▸ **Task statement**:
Write out every line below that includes the word "Stati".

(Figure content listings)

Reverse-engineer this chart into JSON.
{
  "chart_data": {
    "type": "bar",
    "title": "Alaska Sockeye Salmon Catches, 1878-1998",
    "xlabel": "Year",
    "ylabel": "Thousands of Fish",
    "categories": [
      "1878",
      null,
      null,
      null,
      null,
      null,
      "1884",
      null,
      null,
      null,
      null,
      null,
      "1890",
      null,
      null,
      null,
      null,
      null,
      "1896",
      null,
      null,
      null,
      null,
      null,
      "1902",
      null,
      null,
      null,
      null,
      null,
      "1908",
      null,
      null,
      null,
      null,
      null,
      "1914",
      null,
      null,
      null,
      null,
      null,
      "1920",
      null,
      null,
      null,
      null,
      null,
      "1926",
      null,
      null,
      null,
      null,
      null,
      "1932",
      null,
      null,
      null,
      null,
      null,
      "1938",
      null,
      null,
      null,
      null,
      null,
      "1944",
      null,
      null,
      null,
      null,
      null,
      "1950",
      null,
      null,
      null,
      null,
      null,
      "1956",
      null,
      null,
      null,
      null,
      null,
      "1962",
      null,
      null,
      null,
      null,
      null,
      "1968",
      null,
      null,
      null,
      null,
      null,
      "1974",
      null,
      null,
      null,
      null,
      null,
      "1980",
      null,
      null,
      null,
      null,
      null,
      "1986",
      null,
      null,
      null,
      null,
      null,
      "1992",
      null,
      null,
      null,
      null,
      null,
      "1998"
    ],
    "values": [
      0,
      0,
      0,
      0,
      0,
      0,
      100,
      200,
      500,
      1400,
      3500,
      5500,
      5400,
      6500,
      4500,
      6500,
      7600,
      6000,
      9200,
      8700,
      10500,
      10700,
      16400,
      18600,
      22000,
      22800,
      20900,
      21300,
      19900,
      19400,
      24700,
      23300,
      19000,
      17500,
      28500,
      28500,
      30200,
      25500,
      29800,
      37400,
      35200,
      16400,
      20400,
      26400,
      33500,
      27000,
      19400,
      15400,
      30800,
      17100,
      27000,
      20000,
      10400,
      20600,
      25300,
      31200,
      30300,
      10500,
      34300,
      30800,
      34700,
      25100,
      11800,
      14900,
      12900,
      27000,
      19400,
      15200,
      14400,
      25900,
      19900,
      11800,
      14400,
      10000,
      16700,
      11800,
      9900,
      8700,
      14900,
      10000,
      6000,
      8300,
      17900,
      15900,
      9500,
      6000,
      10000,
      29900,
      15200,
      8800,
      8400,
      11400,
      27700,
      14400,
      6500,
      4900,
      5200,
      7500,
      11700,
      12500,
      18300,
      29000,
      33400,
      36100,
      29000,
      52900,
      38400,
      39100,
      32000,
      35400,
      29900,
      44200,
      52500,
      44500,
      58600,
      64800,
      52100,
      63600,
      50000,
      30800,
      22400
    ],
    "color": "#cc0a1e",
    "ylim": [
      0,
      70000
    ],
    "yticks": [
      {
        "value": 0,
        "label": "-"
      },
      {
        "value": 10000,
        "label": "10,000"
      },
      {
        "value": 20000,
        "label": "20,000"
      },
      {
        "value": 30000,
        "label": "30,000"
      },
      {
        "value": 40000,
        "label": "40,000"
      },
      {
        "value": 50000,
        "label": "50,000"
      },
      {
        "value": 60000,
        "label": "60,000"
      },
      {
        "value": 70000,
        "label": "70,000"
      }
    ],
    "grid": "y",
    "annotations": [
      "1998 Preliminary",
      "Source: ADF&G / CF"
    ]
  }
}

--

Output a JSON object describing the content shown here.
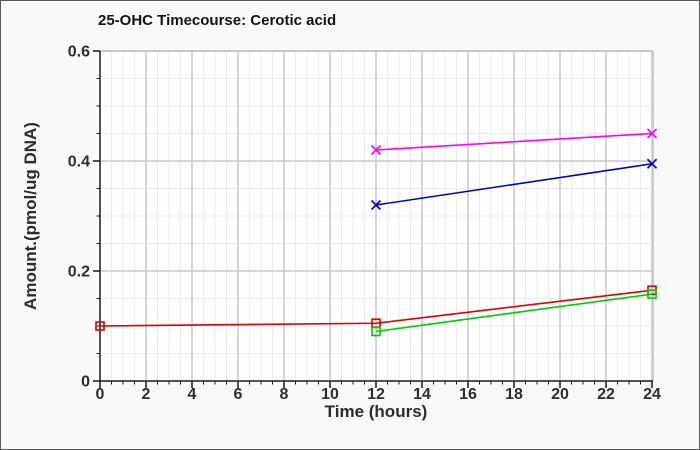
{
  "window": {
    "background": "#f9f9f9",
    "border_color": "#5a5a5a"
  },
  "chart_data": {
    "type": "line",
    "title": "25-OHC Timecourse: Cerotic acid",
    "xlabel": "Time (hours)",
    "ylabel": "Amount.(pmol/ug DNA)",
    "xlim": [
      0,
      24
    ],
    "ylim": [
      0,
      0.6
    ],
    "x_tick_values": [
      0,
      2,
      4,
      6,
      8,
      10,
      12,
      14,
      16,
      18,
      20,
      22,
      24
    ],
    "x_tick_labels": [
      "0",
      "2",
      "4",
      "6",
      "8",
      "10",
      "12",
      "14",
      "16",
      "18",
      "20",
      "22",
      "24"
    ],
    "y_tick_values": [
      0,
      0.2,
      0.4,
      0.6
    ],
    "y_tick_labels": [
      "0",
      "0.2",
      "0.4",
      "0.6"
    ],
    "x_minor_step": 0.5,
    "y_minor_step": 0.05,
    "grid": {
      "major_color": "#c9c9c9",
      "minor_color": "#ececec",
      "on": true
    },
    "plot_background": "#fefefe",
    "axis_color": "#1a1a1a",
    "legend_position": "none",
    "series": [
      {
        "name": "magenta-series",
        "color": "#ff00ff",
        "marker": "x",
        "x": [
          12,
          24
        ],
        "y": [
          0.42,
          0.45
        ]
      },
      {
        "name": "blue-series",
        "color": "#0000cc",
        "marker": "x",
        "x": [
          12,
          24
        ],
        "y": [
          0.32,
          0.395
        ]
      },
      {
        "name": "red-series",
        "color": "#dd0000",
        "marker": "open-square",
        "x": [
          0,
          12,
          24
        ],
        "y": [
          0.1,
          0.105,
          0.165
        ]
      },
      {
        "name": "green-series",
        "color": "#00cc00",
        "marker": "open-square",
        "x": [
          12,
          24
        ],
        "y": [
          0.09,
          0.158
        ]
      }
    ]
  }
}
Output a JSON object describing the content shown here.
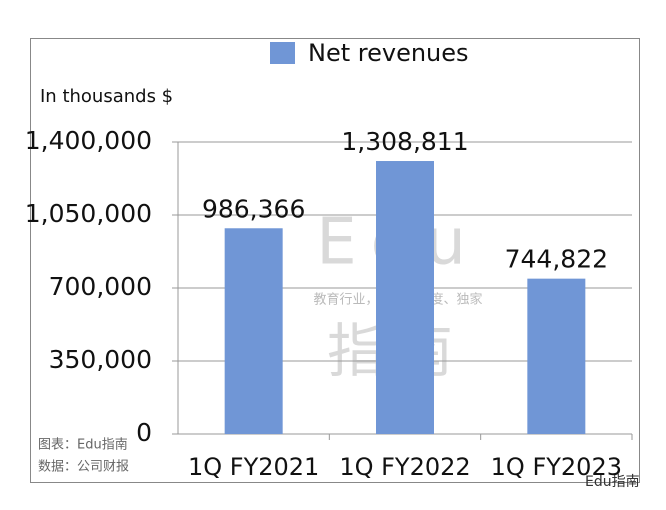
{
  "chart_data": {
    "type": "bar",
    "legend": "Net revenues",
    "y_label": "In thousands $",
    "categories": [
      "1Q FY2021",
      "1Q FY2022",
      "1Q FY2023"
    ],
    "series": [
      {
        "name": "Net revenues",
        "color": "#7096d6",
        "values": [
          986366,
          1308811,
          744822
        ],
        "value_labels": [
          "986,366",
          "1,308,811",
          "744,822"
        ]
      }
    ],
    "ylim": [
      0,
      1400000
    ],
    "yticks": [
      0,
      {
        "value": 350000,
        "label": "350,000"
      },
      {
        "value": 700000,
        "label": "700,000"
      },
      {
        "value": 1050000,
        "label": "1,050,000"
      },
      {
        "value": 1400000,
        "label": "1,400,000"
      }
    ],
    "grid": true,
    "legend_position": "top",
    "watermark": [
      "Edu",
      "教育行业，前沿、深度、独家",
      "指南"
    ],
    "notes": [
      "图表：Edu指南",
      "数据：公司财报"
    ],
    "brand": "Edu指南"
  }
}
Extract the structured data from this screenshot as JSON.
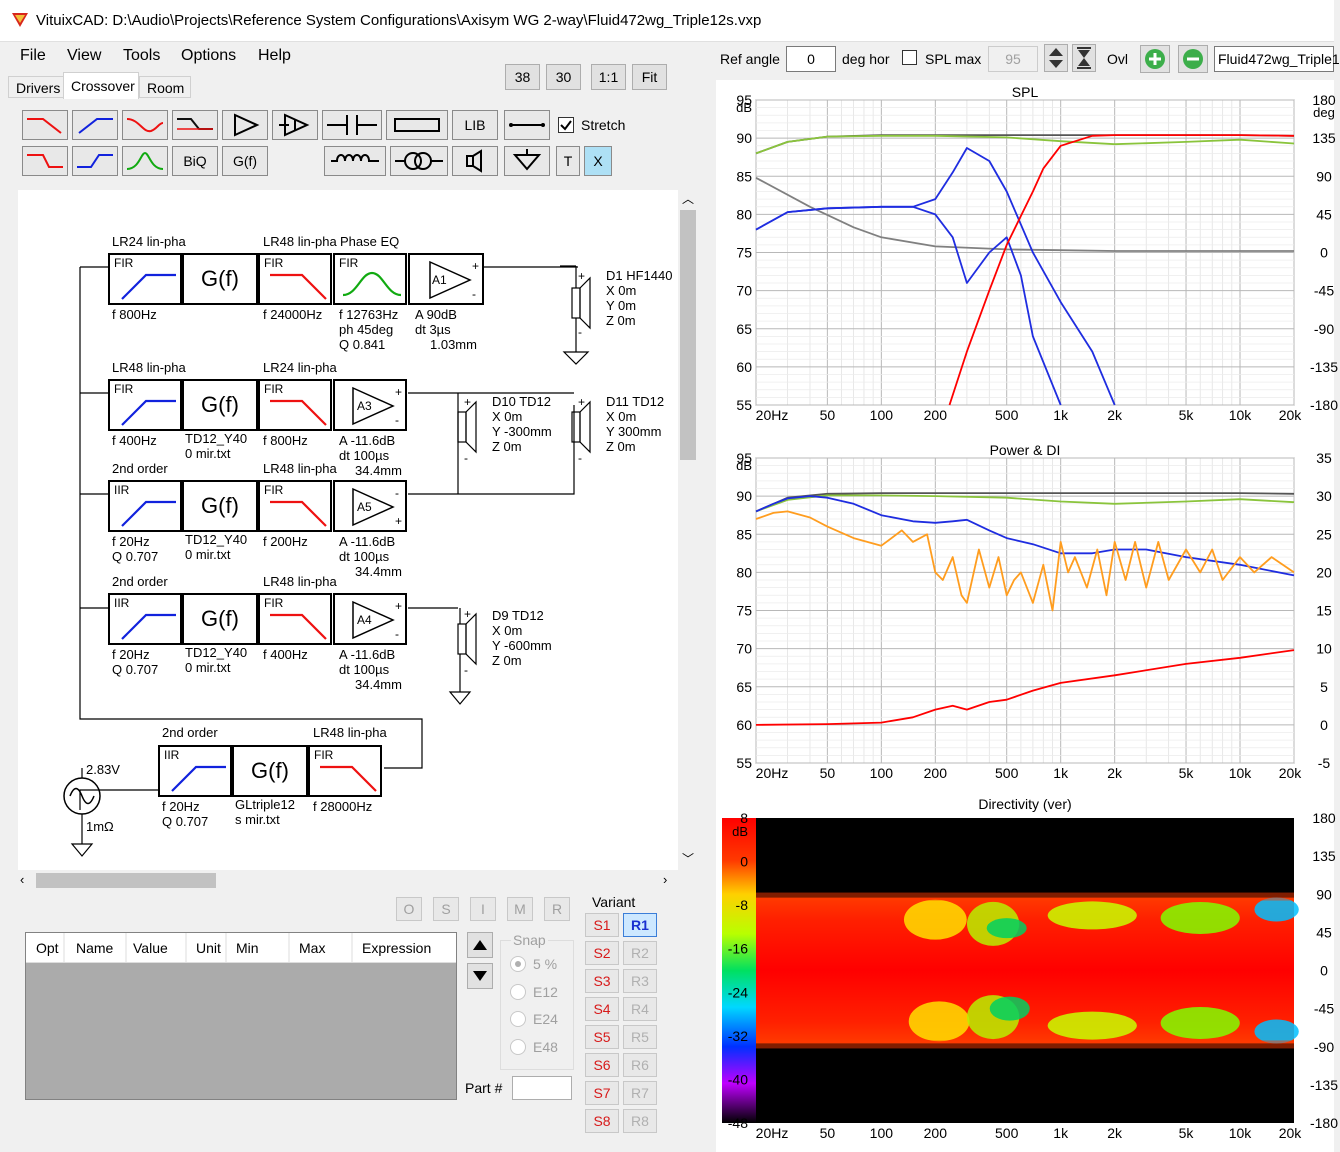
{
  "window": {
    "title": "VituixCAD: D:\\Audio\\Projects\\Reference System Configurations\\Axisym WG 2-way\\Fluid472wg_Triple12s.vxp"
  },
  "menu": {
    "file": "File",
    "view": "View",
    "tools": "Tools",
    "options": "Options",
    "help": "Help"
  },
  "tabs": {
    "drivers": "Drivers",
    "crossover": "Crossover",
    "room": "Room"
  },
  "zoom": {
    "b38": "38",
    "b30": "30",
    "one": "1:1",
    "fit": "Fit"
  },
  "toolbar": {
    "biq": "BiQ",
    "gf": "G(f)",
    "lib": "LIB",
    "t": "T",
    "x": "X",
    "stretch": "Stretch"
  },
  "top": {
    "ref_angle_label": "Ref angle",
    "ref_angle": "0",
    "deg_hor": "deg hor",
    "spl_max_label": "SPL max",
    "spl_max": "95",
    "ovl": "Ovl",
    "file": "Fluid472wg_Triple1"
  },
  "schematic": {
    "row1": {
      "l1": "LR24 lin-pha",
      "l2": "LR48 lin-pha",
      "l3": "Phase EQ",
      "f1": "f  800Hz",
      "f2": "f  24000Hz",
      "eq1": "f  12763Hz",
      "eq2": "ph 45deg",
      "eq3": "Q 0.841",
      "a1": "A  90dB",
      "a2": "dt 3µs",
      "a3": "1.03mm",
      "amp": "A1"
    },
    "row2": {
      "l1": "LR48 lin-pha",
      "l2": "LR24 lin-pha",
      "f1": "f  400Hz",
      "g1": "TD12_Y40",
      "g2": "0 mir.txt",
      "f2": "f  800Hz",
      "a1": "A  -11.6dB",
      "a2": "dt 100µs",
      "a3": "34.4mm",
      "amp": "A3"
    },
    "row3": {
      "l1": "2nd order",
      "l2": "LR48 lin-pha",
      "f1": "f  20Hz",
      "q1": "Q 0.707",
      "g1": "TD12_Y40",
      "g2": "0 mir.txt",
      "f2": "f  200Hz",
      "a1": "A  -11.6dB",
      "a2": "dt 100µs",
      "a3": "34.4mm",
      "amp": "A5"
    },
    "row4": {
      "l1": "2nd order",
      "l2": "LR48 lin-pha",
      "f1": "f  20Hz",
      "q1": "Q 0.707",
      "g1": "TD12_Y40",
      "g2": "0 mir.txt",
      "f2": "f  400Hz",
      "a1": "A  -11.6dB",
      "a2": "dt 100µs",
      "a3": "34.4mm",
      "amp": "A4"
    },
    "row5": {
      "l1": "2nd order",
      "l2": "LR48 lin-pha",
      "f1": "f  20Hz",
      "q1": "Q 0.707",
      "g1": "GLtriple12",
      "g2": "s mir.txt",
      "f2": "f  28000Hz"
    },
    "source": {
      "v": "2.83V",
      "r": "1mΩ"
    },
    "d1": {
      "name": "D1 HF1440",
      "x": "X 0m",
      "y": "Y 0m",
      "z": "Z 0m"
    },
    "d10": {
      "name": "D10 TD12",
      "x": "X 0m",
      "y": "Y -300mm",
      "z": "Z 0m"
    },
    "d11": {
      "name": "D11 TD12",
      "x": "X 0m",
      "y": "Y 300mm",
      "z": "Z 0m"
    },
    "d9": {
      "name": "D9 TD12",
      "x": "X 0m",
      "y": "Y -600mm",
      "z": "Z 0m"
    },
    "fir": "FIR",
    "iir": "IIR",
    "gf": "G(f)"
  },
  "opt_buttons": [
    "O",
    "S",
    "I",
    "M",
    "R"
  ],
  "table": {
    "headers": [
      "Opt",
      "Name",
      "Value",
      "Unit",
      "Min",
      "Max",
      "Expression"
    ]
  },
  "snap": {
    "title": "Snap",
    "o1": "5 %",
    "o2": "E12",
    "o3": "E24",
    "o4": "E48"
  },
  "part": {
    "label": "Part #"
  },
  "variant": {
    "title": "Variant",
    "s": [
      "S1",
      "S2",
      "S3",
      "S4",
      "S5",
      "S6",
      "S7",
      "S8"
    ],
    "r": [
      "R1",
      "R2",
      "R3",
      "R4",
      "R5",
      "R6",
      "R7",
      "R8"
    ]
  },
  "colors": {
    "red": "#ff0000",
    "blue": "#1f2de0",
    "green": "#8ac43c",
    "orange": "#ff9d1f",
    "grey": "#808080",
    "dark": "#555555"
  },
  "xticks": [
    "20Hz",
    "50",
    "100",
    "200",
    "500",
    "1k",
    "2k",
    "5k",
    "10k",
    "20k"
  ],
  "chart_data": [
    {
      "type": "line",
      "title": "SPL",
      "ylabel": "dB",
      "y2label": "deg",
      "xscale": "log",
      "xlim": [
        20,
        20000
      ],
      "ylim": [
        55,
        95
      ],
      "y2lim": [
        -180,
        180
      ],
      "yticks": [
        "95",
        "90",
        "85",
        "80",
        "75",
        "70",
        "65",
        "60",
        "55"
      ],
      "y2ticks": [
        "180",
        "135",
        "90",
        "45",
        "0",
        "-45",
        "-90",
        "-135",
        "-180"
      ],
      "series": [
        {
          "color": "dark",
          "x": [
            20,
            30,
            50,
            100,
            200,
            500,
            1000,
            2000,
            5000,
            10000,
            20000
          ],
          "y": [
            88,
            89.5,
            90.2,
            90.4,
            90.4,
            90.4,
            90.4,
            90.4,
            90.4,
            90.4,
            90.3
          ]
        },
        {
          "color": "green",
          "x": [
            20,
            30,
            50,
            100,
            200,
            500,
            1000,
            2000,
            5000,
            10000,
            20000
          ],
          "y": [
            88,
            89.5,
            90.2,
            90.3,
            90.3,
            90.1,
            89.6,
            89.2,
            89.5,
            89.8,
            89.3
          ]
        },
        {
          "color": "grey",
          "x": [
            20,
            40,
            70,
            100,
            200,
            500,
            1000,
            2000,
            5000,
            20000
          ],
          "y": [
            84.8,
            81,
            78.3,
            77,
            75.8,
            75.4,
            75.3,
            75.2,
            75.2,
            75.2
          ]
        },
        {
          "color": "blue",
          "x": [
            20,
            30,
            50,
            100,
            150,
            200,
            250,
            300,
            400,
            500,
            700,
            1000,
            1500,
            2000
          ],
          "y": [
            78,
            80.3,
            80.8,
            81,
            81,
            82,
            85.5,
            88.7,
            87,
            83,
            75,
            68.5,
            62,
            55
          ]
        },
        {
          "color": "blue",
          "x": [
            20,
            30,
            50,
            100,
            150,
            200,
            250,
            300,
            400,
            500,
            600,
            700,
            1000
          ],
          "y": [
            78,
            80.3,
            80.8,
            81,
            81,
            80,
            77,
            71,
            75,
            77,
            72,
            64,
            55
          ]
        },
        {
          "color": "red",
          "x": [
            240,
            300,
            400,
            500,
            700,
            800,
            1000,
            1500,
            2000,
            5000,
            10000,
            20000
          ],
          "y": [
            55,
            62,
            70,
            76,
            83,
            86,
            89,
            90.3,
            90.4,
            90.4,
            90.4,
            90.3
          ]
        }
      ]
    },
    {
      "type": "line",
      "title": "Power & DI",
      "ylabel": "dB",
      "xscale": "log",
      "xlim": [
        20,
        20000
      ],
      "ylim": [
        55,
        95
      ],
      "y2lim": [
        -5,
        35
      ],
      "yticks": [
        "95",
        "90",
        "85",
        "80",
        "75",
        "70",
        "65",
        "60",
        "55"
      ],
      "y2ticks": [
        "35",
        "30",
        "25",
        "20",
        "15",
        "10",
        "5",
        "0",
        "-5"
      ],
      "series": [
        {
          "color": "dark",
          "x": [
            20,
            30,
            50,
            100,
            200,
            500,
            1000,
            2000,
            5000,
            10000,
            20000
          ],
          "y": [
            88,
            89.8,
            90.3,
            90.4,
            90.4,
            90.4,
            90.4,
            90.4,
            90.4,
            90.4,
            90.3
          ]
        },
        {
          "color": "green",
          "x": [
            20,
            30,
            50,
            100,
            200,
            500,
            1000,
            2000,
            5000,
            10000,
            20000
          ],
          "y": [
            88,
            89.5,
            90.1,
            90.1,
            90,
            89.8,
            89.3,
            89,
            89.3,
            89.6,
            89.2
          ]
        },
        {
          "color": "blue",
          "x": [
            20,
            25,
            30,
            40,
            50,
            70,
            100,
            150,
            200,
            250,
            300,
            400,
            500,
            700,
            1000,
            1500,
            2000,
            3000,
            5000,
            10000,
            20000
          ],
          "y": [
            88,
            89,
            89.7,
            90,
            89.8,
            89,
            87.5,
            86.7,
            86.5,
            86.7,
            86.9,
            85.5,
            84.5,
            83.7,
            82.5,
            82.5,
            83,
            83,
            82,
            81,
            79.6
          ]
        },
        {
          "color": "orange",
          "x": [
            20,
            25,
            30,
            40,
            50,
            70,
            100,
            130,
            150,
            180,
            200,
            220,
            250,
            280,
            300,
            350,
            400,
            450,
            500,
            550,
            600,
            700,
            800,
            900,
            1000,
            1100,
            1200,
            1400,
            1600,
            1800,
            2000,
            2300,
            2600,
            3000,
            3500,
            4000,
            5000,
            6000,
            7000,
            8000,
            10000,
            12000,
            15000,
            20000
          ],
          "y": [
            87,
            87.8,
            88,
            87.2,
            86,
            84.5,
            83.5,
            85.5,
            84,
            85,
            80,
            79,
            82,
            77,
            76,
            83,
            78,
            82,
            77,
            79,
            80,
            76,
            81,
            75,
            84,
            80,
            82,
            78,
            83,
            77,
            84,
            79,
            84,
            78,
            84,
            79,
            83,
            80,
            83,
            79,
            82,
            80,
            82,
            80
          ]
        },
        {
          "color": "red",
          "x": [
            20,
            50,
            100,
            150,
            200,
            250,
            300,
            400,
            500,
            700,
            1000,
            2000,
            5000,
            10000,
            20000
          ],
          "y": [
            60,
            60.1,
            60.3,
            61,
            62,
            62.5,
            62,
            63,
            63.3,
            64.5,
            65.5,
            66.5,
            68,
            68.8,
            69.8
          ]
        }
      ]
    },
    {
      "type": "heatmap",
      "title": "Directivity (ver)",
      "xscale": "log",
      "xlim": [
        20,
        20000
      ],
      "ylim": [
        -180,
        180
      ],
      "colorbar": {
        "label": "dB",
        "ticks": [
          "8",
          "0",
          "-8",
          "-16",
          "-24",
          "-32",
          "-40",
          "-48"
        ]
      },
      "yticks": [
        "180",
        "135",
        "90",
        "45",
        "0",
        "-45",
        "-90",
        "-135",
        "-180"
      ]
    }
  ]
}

* * *

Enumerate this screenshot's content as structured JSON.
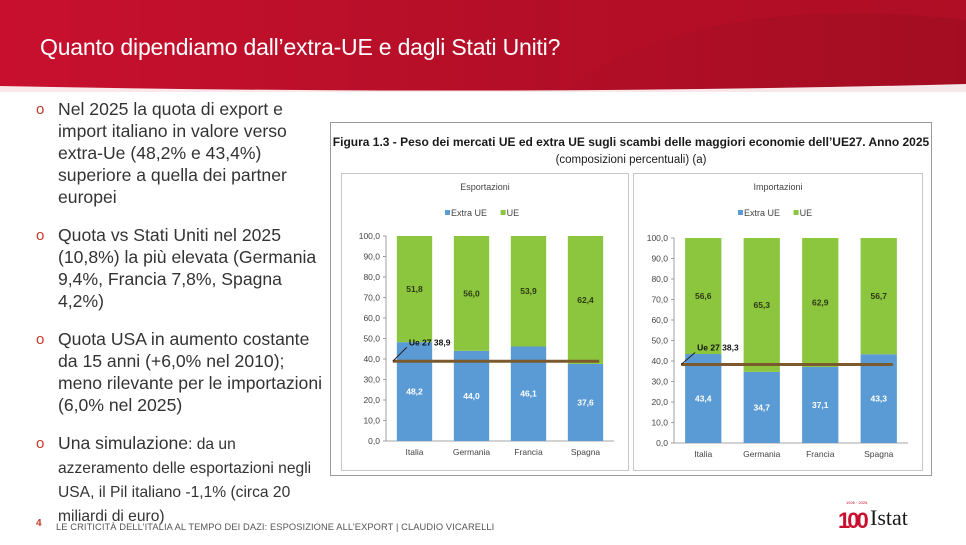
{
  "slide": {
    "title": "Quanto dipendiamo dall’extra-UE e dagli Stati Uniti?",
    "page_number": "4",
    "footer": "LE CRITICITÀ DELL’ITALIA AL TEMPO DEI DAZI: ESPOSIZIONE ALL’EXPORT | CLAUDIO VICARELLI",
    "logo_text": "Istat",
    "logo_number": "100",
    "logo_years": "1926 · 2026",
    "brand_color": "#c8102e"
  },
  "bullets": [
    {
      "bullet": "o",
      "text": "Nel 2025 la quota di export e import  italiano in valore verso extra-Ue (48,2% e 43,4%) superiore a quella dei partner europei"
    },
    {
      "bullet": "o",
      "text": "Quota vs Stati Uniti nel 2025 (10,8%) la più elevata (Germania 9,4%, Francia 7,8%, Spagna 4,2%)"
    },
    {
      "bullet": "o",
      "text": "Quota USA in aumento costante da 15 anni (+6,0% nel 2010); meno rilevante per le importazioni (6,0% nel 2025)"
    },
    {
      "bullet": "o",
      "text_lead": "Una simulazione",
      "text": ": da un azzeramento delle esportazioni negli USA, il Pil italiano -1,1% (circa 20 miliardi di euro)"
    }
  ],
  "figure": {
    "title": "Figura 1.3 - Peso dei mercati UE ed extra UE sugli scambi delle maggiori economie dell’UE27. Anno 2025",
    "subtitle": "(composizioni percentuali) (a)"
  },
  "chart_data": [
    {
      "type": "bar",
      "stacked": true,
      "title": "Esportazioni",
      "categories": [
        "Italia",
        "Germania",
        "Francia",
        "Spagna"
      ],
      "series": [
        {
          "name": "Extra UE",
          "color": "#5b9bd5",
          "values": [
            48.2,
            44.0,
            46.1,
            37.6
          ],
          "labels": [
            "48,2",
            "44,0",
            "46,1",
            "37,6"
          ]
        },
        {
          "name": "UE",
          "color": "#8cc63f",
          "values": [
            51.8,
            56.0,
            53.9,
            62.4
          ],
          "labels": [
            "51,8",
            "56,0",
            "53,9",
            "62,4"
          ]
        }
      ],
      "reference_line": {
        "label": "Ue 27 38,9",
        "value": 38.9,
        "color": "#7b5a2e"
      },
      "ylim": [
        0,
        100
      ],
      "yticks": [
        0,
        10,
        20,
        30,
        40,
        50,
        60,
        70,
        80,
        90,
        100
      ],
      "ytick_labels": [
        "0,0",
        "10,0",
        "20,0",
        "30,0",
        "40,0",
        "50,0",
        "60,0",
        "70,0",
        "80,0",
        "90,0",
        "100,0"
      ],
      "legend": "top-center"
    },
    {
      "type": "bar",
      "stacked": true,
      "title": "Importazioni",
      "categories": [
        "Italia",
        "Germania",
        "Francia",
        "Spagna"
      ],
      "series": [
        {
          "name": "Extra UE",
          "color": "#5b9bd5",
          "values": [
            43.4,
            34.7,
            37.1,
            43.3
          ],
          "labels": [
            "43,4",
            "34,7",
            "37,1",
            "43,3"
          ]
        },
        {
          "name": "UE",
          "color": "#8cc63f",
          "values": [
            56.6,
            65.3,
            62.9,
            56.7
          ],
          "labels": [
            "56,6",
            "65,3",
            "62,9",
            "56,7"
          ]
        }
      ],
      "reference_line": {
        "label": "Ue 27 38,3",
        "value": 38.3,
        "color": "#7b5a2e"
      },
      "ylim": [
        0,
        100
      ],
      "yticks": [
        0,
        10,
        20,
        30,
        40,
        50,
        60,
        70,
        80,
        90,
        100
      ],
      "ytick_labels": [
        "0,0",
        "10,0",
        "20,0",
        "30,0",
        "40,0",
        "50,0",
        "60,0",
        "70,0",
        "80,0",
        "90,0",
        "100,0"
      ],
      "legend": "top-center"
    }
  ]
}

▸ **Task output**:
    "title": "Quanto dipendiamo dall’extra-UE e dagli Stati Uniti?",
      "text": "Quota vs Stati Uniti nel 2025 (10,8%) la più elevata (Germania 9,4%, Francia 7,8%, Spagna 4,2%)"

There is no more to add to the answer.